━━ Input ━━

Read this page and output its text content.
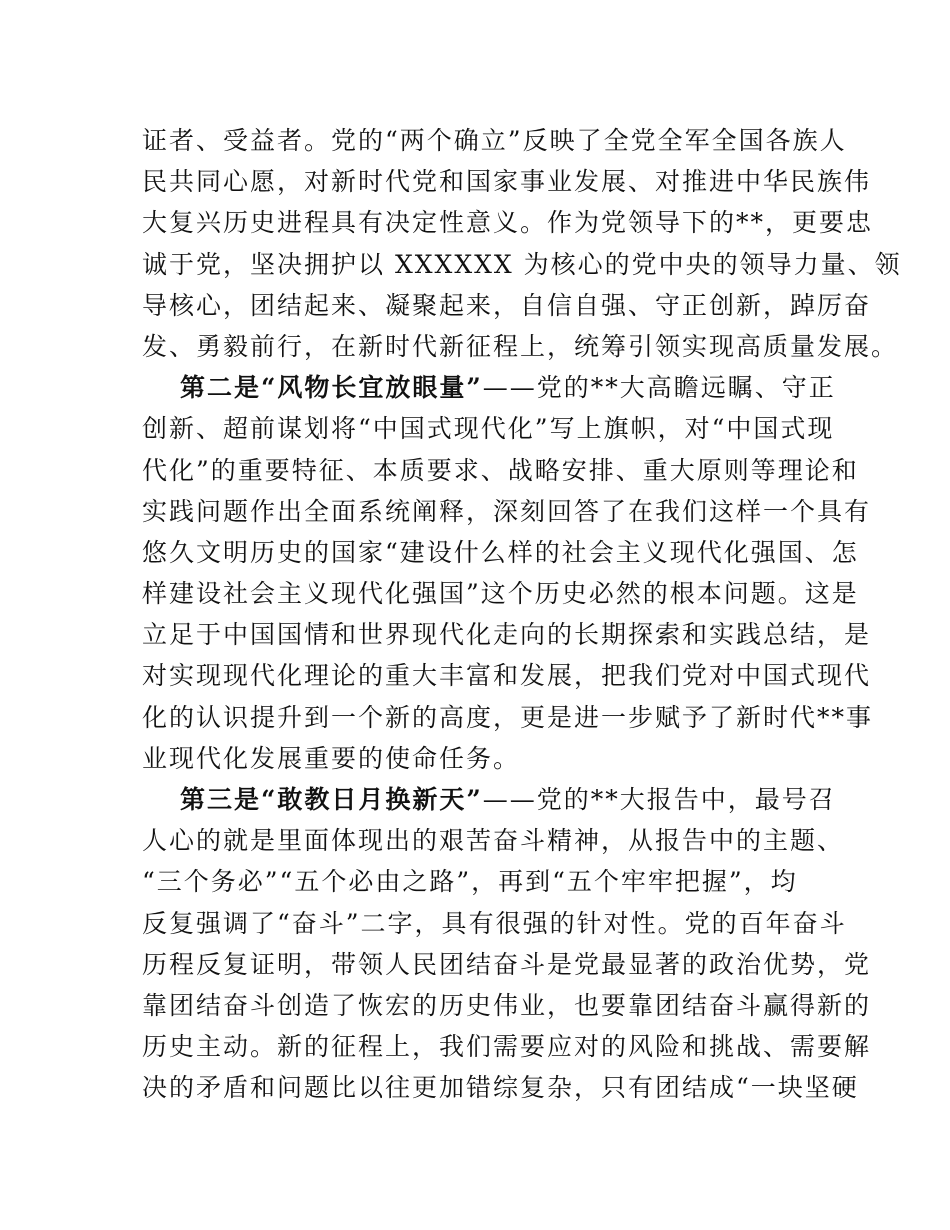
证者、受益者。党的“两个确立”反映了全党全军全国各族人
民共同心愿，对新时代党和国家事业发展、对推进中华民族伟
大复兴历史进程具有决定性意义。作为党领导下的**，更要忠
诚于党，坚决拥护以 XXXXXX 为核心的党中央的领导力量、领
导核心，团结起来、凝聚起来，自信自强、守正创新，踔厉奋
发、勇毅前行，在新时代新征程上，统筹引领实现高质量发展。
第二是“风物长宜放眼量”——党的**大高瞻远瞩、守正
创新、超前谋划将“中国式现代化”写上旗帜，对“中国式现
代化”的重要特征、本质要求、战略安排、重大原则等理论和
实践问题作出全面系统阐释，深刻回答了在我们这样一个具有
悠久文明历史的国家“建设什么样的社会主义现代化强国、怎
样建设社会主义现代化强国”这个历史必然的根本问题。这是
立足于中国国情和世界现代化走向的长期探索和实践总结，是
对实现现代化理论的重大丰富和发展，把我们党对中国式现代
化的认识提升到一个新的高度，更是进一步赋予了新时代**事
业现代化发展重要的使命任务。
第三是“敢教日月换新天”——党的**大报告中，最号召
人心的就是里面体现出的艰苦奋斗精神，从报告中的主题、
“三个务必”“五个必由之路”，再到“五个牢牢把握”，均
反复强调了“奋斗”二字，具有很强的针对性。党的百年奋斗
历程反复证明，带领人民团结奋斗是党最显著的政治优势，党
靠团结奋斗创造了恢宏的历史伟业，也要靠团结奋斗赢得新的
历史主动。新的征程上，我们需要应对的风险和挑战、需要解
决的矛盾和问题比以往更加错综复杂，只有团结成“一块坚硬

━━━

## Stated goal
Without the pictures, output the full listing exactly as it stands.

## The answer
Read this page and output its text content.
证者、受益者。党的“两个确立”反映了全党全军全国各族人
民共同心愿，对新时代党和国家事业发展、对推进中华民族伟
大复兴历史进程具有决定性意义。作为党领导下的**，更要忠
诚于党，坚决拥护以 XXXXXX 为核心的党中央的领导力量、领
导核心，团结起来、凝聚起来，自信自强、守正创新，踔厉奋
发、勇毅前行，在新时代新征程上，统筹引领实现高质量发展。
第二是“风物长宜放眼量”——党的**大高瞻远瞩、守正
创新、超前谋划将“中国式现代化”写上旗帜，对“中国式现
代化”的重要特征、本质要求、战略安排、重大原则等理论和
实践问题作出全面系统阐释，深刻回答了在我们这样一个具有
悠久文明历史的国家“建设什么样的社会主义现代化强国、怎
样建设社会主义现代化强国”这个历史必然的根本问题。这是
立足于中国国情和世界现代化走向的长期探索和实践总结，是
对实现现代化理论的重大丰富和发展，把我们党对中国式现代
化的认识提升到一个新的高度，更是进一步赋予了新时代**事
业现代化发展重要的使命任务。
第三是“敢教日月换新天”——党的**大报告中，最号召
人心的就是里面体现出的艰苦奋斗精神，从报告中的主题、
“三个务必”“五个必由之路”，再到“五个牢牢把握”，均
反复强调了“奋斗”二字，具有很强的针对性。党的百年奋斗
历程反复证明，带领人民团结奋斗是党最显著的政治优势，党
靠团结奋斗创造了恢宏的历史伟业，也要靠团结奋斗赢得新的
历史主动。新的征程上，我们需要应对的风险和挑战、需要解
决的矛盾和问题比以往更加错综复杂，只有团结成“一块坚硬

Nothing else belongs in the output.